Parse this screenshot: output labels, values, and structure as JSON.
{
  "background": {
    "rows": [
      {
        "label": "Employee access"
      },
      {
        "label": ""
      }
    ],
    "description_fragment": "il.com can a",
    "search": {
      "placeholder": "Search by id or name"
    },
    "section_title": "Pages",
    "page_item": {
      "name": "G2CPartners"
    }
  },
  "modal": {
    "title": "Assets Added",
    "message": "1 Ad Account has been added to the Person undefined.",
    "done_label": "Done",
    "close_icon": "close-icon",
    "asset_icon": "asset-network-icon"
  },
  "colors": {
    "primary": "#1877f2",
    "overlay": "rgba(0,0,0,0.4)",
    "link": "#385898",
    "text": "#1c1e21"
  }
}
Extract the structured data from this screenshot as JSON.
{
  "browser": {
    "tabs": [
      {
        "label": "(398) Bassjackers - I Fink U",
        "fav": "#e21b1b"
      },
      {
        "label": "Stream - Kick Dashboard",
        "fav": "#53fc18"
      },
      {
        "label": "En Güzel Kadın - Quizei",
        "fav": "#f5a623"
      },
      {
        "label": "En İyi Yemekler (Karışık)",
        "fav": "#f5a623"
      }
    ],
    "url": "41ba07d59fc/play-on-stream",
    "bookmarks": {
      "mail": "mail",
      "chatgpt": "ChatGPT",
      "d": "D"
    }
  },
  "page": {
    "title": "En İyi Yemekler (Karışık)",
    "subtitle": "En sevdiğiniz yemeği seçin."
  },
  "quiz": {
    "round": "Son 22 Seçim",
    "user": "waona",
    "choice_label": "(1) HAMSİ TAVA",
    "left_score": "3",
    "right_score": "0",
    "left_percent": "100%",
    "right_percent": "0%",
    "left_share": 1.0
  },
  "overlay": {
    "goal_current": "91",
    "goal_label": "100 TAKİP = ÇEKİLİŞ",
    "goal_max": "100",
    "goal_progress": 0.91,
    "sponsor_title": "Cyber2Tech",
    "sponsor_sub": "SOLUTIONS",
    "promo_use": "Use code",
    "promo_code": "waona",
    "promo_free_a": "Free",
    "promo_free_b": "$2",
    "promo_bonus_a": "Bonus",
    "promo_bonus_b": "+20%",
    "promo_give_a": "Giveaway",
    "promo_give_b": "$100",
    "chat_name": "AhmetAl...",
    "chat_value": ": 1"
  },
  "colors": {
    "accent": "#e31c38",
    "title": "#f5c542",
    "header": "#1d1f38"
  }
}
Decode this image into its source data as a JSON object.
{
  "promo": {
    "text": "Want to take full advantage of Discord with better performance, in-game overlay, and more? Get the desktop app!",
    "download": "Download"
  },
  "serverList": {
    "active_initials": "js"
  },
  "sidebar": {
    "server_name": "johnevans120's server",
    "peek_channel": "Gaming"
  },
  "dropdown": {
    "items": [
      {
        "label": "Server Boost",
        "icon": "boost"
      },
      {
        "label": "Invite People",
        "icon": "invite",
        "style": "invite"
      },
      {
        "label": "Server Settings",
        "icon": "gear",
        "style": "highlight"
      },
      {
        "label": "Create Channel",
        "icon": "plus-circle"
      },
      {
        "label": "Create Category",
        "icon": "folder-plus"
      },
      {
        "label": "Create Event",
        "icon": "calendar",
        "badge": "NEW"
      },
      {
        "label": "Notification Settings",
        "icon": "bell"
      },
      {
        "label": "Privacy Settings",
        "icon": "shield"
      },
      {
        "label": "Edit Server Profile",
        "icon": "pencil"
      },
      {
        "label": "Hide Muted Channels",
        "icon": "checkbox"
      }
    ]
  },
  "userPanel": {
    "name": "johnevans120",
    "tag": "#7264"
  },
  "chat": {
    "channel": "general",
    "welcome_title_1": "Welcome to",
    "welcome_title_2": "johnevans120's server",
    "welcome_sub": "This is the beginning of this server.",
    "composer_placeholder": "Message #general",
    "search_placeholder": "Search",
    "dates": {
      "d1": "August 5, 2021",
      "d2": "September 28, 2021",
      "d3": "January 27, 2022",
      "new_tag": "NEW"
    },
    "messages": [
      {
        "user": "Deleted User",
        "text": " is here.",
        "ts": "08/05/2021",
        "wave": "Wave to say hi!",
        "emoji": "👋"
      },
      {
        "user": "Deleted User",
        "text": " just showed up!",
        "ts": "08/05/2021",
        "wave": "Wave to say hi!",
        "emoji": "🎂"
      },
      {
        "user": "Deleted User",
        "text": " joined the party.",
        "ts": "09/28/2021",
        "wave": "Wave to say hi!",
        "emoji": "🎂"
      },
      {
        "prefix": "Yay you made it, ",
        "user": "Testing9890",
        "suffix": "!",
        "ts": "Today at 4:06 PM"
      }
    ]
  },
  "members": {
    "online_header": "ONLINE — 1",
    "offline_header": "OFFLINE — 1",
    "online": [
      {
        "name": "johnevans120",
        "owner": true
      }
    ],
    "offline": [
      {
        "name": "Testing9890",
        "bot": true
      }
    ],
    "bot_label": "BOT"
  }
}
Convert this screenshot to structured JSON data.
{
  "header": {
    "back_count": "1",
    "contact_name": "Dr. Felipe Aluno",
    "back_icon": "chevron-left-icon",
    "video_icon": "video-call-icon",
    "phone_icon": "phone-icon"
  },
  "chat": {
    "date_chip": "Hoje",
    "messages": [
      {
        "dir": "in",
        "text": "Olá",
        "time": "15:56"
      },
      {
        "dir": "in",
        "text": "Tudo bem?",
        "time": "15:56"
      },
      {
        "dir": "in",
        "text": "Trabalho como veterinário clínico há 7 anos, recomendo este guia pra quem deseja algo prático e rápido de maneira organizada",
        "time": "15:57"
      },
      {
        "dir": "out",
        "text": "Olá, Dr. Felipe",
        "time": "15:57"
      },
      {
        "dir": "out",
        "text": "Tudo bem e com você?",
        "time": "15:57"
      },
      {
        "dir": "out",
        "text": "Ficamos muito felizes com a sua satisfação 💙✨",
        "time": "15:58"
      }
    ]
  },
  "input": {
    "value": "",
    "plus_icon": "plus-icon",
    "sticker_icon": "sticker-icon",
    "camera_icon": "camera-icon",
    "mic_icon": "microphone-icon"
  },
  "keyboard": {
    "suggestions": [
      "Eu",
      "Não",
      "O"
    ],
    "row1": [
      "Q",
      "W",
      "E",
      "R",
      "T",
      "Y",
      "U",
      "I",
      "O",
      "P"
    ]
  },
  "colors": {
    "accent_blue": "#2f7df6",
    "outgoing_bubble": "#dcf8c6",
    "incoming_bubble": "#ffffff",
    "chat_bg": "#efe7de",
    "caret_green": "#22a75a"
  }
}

Work to complete =>
Make a verbatim copy of every entry shown above.

Written answer =>
Parse this screenshot: output labels, values, and structure as JSON.
{
  "background": {
    "rows": [
      {
        "label": "Employee access"
      },
      {
        "label": ""
      }
    ],
    "description_fragment": "il.com can a",
    "search": {
      "placeholder": "Search by id or name"
    },
    "section_title": "Pages",
    "page_item": {
      "name": "G2CPartners"
    }
  },
  "modal": {
    "title": "Assets Added",
    "message": "1 Ad Account has been added to the Person undefined.",
    "done_label": "Done",
    "close_icon": "close-icon",
    "asset_icon": "asset-network-icon"
  },
  "colors": {
    "primary": "#1877f2",
    "overlay": "rgba(0,0,0,0.4)",
    "link": "#385898",
    "text": "#1c1e21"
  }
}
Extract the structured data from this screenshot as JSON.
{
  "browser": {
    "tabs": [
      {
        "label": "(398) Bassjackers - I Fink U",
        "fav": "#e21b1b"
      },
      {
        "label": "Stream - Kick Dashboard",
        "fav": "#53fc18"
      },
      {
        "label": "En Güzel Kadın - Quizei",
        "fav": "#f5a623"
      },
      {
        "label": "En İyi Yemekler (Karışık)",
        "fav": "#f5a623"
      }
    ],
    "url": "41ba07d59fc/play-on-stream",
    "bookmarks": {
      "mail": "mail",
      "chatgpt": "ChatGPT",
      "d": "D"
    }
  },
  "page": {
    "title": "En İyi Yemekler (Karışık)",
    "subtitle": "En sevdiğiniz yemeği seçin."
  },
  "quiz": {
    "round": "Son 22 Seçim",
    "user": "waona",
    "choice_label": "(1) HAMSİ TAVA",
    "left_score": "3",
    "right_score": "0",
    "left_percent": "100%",
    "right_percent": "0%",
    "left_share": 1.0
  },
  "overlay": {
    "goal_current": "91",
    "goal_label": "100 TAKİP = ÇEKİLİŞ",
    "goal_max": "100",
    "goal_progress": 0.91,
    "sponsor_title": "Cyber2Tech",
    "sponsor_sub": "SOLUTIONS",
    "promo_use": "Use code",
    "promo_code": "waona",
    "promo_free_a": "Free",
    "promo_free_b": "$2",
    "promo_bonus_a": "Bonus",
    "promo_bonus_b": "+20%",
    "promo_give_a": "Giveaway",
    "promo_give_b": "$100",
    "chat_name": "AhmetAl...",
    "chat_value": ": 1"
  },
  "colors": {
    "accent": "#e31c38",
    "title": "#f5c542",
    "header": "#1d1f38"
  }
}
Decode this image into its source data as a JSON object.
{
  "promo": {
    "text": "Want to take full advantage of Discord with better performance, in-game overlay, and more? Get the desktop app!",
    "download": "Download"
  },
  "serverList": {
    "active_initials": "js"
  },
  "sidebar": {
    "server_name": "johnevans120's server",
    "peek_channel": "Gaming"
  },
  "dropdown": {
    "items": [
      {
        "label": "Server Boost",
        "icon": "boost"
      },
      {
        "label": "Invite People",
        "icon": "invite",
        "style": "invite"
      },
      {
        "label": "Server Settings",
        "icon": "gear",
        "style": "highlight"
      },
      {
        "label": "Create Channel",
        "icon": "plus-circle"
      },
      {
        "label": "Create Category",
        "icon": "folder-plus"
      },
      {
        "label": "Create Event",
        "icon": "calendar",
        "badge": "NEW"
      },
      {
        "label": "Notification Settings",
        "icon": "bell"
      },
      {
        "label": "Privacy Settings",
        "icon": "shield"
      },
      {
        "label": "Edit Server Profile",
        "icon": "pencil"
      },
      {
        "label": "Hide Muted Channels",
        "icon": "checkbox"
      }
    ]
  },
  "userPanel": {
    "name": "johnevans120",
    "tag": "#7264"
  },
  "chat": {
    "channel": "general",
    "welcome_title_1": "Welcome to",
    "welcome_title_2": "johnevans120's server",
    "welcome_sub": "This is the beginning of this server.",
    "composer_placeholder": "Message #general",
    "search_placeholder": "Search",
    "dates": {
      "d1": "August 5, 2021",
      "d2": "September 28, 2021",
      "d3": "January 27, 2022",
      "new_tag": "NEW"
    },
    "messages": [
      {
        "user": "Deleted User",
        "text": " is here.",
        "ts": "08/05/2021",
        "wave": "Wave to say hi!",
        "emoji": "👋"
      },
      {
        "user": "Deleted User",
        "text": " just showed up!",
        "ts": "08/05/2021",
        "wave": "Wave to say hi!",
        "emoji": "🎂"
      },
      {
        "user": "Deleted User",
        "text": " joined the party.",
        "ts": "09/28/2021",
        "wave": "Wave to say hi!",
        "emoji": "🎂"
      },
      {
        "prefix": "Yay you made it, ",
        "user": "Testing9890",
        "suffix": "!",
        "ts": "Today at 4:06 PM"
      }
    ]
  },
  "members": {
    "online_header": "ONLINE — 1",
    "offline_header": "OFFLINE — 1",
    "online": [
      {
        "name": "johnevans120",
        "owner": true
      }
    ],
    "offline": [
      {
        "name": "Testing9890",
        "bot": true
      }
    ],
    "bot_label": "BOT"
  }
}
Convert this screenshot to structured JSON data.
{
  "header": {
    "back_count": "1",
    "contact_name": "Dr. Felipe Aluno",
    "back_icon": "chevron-left-icon",
    "video_icon": "video-call-icon",
    "phone_icon": "phone-icon"
  },
  "chat": {
    "date_chip": "Hoje",
    "messages": [
      {
        "dir": "in",
        "text": "Olá",
        "time": "15:56"
      },
      {
        "dir": "in",
        "text": "Tudo bem?",
        "time": "15:56"
      },
      {
        "dir": "in",
        "text": "Trabalho como veterinário clínico há 7 anos, recomendo este guia pra quem deseja algo prático e rápido de maneira organizada",
        "time": "15:57"
      },
      {
        "dir": "out",
        "text": "Olá, Dr. Felipe",
        "time": "15:57"
      },
      {
        "dir": "out",
        "text": "Tudo bem e com você?",
        "time": "15:57"
      },
      {
        "dir": "out",
        "text": "Ficamos muito felizes com a sua satisfação 💙✨",
        "time": "15:58"
      }
    ]
  },
  "input": {
    "value": "",
    "plus_icon": "plus-icon",
    "sticker_icon": "sticker-icon",
    "camera_icon": "camera-icon",
    "mic_icon": "microphone-icon"
  },
  "keyboard": {
    "suggestions": [
      "Eu",
      "Não",
      "O"
    ],
    "row1": [
      "Q",
      "W",
      "E",
      "R",
      "T",
      "Y",
      "U",
      "I",
      "O",
      "P"
    ]
  },
  "colors": {
    "accent_blue": "#2f7df6",
    "outgoing_bubble": "#dcf8c6",
    "incoming_bubble": "#ffffff",
    "chat_bg": "#efe7de",
    "caret_green": "#22a75a"
  }
}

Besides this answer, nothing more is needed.